(Source records)
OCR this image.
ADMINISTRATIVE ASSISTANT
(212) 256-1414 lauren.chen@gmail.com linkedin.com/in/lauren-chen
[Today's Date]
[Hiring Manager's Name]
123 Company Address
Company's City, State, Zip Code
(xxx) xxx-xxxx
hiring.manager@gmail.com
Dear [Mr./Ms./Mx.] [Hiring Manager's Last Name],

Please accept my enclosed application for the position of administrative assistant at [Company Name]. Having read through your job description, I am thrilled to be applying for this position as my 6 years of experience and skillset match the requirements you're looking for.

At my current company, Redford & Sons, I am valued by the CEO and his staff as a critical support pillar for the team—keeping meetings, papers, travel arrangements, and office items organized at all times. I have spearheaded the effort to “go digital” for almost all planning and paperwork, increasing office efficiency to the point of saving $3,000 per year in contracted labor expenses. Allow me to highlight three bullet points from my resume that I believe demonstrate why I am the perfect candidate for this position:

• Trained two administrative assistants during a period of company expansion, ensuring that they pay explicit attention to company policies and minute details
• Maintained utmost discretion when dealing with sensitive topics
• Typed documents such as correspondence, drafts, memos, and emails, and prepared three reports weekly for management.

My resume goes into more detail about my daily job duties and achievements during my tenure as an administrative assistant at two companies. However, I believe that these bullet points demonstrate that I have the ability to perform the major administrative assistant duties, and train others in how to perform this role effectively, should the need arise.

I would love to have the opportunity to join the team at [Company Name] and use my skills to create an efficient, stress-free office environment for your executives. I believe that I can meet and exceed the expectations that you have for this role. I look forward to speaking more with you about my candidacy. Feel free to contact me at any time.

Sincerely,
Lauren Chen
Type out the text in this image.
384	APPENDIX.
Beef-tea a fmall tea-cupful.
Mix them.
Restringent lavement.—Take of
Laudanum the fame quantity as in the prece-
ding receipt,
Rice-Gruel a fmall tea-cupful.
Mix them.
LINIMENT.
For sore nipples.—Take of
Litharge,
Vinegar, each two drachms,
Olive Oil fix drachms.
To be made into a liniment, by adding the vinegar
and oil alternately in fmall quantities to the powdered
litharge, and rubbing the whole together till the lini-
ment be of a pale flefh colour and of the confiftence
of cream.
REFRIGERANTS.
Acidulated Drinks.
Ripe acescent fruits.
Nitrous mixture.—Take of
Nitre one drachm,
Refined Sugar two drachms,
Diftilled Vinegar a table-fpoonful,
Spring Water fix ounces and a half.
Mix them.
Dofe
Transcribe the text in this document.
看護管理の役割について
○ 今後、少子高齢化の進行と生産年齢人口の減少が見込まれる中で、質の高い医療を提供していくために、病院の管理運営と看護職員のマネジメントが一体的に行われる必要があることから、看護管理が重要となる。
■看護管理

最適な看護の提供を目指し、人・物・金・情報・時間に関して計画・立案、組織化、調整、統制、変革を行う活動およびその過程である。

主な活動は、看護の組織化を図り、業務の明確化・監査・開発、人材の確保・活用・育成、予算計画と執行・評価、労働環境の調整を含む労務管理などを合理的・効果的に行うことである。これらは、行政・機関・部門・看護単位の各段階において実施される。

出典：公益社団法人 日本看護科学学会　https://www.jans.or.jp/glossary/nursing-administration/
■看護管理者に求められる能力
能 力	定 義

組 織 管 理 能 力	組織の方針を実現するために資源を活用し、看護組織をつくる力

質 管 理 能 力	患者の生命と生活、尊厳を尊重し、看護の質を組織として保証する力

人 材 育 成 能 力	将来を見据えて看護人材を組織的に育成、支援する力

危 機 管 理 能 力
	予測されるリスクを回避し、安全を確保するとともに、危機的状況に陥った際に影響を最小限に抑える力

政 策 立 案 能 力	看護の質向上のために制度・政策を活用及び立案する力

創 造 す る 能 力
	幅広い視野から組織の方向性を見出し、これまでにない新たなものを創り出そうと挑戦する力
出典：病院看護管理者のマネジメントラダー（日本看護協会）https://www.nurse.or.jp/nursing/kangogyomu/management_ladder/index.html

### [Task prompt]
Gather each line in the entries above where the string "drachms" is found.

### [Expected output]
Vinegar, each two drachms,
Olive Oil fix drachms.
Refined Sugar two drachms,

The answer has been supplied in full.